INSTRUCTIONS FOR THE TASK:
Below are some records; repeat them all exactly, minus the pictures.
## begin
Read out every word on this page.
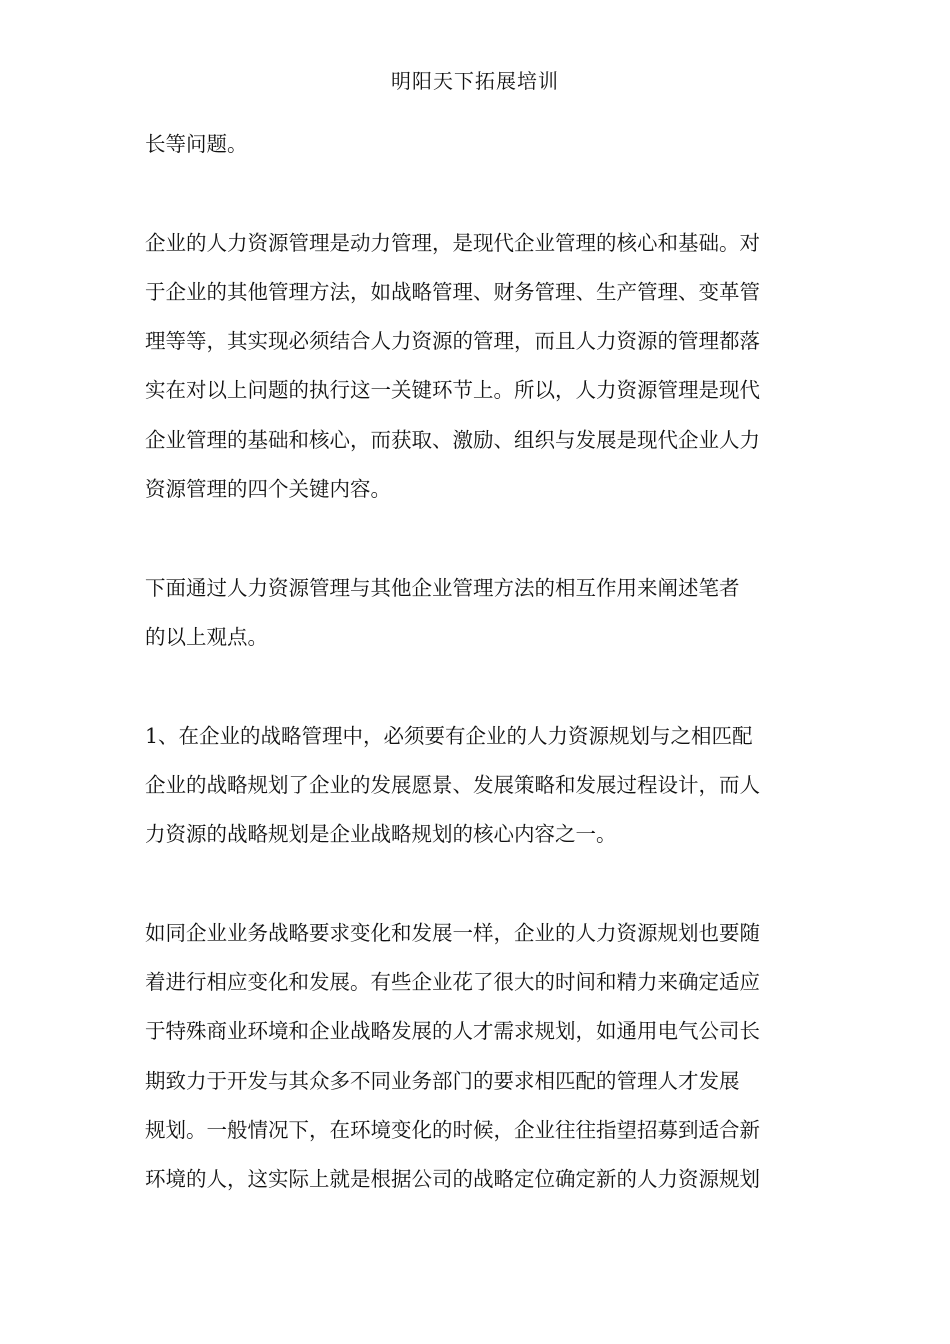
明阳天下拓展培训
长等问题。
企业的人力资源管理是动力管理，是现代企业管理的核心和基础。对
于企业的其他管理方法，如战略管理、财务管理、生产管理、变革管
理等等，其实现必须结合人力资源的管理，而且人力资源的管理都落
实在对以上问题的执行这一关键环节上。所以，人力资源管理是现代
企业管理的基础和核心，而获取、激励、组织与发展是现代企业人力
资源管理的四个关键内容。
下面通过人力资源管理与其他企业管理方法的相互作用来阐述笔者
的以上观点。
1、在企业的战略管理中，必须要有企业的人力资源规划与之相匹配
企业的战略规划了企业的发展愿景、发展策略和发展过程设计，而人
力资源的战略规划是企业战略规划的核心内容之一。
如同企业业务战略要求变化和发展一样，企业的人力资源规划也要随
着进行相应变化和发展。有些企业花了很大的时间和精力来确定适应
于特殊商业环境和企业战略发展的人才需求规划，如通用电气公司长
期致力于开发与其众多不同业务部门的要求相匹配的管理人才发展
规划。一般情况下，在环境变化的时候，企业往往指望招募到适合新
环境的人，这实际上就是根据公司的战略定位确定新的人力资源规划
## end
RESULT:
Read out every word on this page.
明阳天下拓展培训
长等问题。
企业的人力资源管理是动力管理，是现代企业管理的核心和基础。对
于企业的其他管理方法，如战略管理、财务管理、生产管理、变革管
理等等，其实现必须结合人力资源的管理，而且人力资源的管理都落
实在对以上问题的执行这一关键环节上。所以，人力资源管理是现代
企业管理的基础和核心，而获取、激励、组织与发展是现代企业人力
资源管理的四个关键内容。
下面通过人力资源管理与其他企业管理方法的相互作用来阐述笔者
的以上观点。
1、在企业的战略管理中，必须要有企业的人力资源规划与之相匹配
企业的战略规划了企业的发展愿景、发展策略和发展过程设计，而人
力资源的战略规划是企业战略规划的核心内容之一。
如同企业业务战略要求变化和发展一样，企业的人力资源规划也要随
着进行相应变化和发展。有些企业花了很大的时间和精力来确定适应
于特殊商业环境和企业战略发展的人才需求规划，如通用电气公司长
期致力于开发与其众多不同业务部门的要求相匹配的管理人才发展
规划。一般情况下，在环境变化的时候，企业往往指望招募到适合新
环境的人，这实际上就是根据公司的战略定位确定新的人力资源规划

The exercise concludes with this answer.